:: Set exercise ::
From the entries below, copy out every line with "this" in it.
####
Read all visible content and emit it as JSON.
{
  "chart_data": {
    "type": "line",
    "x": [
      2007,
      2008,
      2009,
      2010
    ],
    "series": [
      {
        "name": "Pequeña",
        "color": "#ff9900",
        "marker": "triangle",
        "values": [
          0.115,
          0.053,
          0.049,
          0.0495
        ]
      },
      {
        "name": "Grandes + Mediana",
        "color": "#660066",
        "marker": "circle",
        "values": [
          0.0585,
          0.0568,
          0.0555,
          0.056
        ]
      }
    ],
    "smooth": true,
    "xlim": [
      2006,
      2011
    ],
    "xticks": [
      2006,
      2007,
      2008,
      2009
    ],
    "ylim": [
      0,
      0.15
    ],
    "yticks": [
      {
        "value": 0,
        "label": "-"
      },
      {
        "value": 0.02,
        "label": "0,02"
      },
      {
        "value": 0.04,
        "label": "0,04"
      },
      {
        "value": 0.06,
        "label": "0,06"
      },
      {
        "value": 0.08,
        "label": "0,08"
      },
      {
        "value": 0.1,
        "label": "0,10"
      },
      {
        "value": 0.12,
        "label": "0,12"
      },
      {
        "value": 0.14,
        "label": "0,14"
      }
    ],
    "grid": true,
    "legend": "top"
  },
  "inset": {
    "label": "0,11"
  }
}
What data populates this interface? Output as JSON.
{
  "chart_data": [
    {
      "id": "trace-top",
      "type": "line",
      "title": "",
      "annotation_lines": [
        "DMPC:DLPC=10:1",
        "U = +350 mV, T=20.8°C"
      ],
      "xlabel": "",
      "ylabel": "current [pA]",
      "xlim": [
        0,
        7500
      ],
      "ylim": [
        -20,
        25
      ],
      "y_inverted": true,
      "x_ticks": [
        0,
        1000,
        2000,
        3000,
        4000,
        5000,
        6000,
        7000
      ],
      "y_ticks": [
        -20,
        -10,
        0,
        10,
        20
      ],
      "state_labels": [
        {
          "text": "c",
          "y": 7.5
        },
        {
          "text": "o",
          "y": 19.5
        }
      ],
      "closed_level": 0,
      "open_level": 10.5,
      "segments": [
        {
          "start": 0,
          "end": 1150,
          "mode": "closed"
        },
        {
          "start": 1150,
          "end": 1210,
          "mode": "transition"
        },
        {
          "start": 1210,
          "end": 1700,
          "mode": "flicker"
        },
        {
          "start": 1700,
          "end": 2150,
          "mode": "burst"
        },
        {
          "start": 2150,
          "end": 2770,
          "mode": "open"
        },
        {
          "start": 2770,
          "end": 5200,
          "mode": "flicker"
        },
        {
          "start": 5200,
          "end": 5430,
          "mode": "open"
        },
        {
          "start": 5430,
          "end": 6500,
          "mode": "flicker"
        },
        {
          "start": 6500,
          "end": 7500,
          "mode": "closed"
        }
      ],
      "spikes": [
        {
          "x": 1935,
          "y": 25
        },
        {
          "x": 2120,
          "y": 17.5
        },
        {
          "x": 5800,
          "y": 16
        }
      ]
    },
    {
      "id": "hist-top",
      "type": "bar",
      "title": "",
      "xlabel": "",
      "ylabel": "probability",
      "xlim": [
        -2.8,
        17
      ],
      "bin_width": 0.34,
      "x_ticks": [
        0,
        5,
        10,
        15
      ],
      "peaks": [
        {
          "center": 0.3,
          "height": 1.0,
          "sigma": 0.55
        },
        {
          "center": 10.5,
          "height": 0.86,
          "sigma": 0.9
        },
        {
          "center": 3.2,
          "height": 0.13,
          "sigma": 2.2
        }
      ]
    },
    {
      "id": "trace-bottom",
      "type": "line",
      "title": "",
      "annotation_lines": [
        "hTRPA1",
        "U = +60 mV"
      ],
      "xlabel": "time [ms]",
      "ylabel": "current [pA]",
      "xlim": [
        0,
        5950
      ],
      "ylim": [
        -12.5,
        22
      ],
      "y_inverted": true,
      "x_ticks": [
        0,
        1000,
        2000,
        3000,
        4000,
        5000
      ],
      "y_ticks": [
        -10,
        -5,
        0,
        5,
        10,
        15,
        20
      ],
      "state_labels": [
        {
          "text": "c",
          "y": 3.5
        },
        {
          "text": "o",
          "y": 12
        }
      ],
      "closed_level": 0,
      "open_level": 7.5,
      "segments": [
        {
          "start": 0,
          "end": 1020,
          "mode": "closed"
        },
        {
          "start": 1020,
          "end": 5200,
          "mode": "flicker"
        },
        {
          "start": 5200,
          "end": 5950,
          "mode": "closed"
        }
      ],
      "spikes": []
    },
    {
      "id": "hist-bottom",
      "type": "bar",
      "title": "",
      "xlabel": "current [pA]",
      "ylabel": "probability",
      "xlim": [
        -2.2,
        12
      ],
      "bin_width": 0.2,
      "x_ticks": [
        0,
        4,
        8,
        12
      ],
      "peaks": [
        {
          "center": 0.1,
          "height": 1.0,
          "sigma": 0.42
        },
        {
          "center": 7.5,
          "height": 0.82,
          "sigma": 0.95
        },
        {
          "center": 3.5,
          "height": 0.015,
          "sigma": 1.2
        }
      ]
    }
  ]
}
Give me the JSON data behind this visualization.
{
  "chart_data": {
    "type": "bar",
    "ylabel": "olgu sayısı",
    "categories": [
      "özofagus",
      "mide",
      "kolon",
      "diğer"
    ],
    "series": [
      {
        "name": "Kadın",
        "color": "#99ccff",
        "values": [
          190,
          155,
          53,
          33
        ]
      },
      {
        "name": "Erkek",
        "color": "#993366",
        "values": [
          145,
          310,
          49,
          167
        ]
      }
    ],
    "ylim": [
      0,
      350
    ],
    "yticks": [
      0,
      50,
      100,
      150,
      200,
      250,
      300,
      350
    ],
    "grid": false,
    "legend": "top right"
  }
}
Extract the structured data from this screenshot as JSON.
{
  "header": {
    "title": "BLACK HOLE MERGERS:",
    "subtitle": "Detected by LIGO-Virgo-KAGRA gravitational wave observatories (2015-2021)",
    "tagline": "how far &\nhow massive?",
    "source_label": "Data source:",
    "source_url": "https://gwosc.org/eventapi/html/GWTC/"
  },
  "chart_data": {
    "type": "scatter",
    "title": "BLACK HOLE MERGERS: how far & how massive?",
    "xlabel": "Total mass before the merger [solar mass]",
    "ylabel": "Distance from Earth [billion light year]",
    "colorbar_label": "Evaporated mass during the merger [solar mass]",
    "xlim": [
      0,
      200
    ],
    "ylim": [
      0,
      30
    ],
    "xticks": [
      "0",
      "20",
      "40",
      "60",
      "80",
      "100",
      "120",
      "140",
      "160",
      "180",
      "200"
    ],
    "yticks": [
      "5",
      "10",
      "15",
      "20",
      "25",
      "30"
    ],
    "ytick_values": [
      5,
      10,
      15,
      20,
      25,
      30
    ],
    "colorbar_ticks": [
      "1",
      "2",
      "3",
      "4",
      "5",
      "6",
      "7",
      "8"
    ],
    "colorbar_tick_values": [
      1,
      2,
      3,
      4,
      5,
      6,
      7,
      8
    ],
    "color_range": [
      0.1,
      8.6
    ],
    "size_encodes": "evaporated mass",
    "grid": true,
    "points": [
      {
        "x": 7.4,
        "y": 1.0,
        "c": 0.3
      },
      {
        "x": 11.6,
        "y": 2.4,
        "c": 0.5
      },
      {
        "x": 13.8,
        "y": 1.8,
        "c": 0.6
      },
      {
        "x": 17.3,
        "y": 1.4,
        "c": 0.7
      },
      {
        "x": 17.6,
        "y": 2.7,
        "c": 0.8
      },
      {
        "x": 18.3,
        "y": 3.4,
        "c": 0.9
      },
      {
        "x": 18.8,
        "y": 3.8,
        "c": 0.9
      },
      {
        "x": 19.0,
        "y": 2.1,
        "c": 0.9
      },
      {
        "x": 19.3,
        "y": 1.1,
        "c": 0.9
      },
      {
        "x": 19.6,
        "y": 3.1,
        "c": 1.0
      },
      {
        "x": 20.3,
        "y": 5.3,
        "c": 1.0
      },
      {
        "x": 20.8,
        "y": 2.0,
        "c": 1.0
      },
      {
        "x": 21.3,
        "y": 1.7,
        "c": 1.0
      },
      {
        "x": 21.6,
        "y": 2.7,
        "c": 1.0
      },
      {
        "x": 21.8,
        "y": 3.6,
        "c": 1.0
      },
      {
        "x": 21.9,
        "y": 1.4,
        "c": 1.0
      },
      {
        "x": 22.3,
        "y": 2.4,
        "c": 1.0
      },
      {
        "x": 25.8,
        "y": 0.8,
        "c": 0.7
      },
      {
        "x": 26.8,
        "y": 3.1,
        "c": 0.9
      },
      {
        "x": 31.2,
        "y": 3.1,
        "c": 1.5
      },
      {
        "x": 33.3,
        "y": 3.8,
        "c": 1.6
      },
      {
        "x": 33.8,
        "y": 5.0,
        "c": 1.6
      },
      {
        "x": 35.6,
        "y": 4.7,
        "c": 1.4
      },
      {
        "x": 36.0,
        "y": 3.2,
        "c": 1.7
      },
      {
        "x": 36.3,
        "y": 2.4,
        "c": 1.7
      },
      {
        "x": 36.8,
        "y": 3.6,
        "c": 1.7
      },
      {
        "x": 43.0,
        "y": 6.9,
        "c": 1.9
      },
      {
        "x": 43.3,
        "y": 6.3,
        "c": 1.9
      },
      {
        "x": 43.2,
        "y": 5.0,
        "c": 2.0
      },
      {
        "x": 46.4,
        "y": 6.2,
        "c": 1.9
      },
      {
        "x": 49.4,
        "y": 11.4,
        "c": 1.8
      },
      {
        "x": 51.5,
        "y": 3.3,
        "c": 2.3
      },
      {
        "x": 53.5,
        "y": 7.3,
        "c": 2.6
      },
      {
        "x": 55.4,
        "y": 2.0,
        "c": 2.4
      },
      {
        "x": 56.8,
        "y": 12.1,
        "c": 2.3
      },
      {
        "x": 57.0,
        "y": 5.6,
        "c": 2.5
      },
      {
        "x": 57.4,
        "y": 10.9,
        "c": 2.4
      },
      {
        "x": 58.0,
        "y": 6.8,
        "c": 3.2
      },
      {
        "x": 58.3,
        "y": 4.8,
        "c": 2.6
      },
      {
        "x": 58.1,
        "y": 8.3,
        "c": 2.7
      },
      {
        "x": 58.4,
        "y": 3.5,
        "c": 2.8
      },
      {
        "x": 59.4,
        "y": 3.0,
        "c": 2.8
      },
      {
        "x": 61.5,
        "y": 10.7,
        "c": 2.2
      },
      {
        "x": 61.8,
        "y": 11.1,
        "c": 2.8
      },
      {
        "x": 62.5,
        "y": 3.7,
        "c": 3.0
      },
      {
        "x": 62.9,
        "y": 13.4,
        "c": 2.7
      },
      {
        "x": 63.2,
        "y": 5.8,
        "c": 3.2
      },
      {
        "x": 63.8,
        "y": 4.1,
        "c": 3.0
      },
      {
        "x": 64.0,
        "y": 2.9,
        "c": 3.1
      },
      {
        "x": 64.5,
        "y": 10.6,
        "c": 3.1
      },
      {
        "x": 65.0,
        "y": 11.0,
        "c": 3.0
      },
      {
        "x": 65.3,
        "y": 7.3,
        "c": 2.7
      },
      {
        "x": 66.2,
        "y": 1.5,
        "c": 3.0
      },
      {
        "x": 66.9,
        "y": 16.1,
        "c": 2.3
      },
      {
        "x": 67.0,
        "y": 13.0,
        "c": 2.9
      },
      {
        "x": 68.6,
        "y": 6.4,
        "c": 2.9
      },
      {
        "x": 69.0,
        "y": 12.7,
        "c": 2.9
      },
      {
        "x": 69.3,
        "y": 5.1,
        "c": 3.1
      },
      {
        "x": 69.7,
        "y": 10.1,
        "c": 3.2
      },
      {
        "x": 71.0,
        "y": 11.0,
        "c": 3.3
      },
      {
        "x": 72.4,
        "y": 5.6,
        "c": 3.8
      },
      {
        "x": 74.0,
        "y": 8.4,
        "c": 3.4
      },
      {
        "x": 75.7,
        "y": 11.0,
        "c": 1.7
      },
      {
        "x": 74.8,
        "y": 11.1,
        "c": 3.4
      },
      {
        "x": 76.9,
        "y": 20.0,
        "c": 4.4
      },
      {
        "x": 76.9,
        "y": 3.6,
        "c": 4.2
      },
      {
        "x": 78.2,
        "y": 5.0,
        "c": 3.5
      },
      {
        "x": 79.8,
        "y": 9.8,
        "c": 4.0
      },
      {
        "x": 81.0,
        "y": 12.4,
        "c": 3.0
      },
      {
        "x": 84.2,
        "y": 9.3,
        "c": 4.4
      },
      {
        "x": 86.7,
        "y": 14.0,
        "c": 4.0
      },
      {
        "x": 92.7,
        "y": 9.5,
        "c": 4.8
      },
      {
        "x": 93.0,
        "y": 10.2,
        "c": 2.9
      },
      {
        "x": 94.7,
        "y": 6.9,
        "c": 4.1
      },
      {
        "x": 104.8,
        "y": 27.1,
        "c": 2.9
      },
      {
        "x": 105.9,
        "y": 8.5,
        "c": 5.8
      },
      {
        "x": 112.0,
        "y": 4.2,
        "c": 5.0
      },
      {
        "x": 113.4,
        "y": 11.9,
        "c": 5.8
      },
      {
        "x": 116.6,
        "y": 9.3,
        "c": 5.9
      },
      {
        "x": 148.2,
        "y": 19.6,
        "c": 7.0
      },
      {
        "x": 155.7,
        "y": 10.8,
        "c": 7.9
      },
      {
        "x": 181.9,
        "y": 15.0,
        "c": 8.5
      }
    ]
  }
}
####
:: Final result ::
What data populates this interface? Output as JSON.
Give me the JSON data behind this visualization.
Extract the structured data from this screenshot as JSON.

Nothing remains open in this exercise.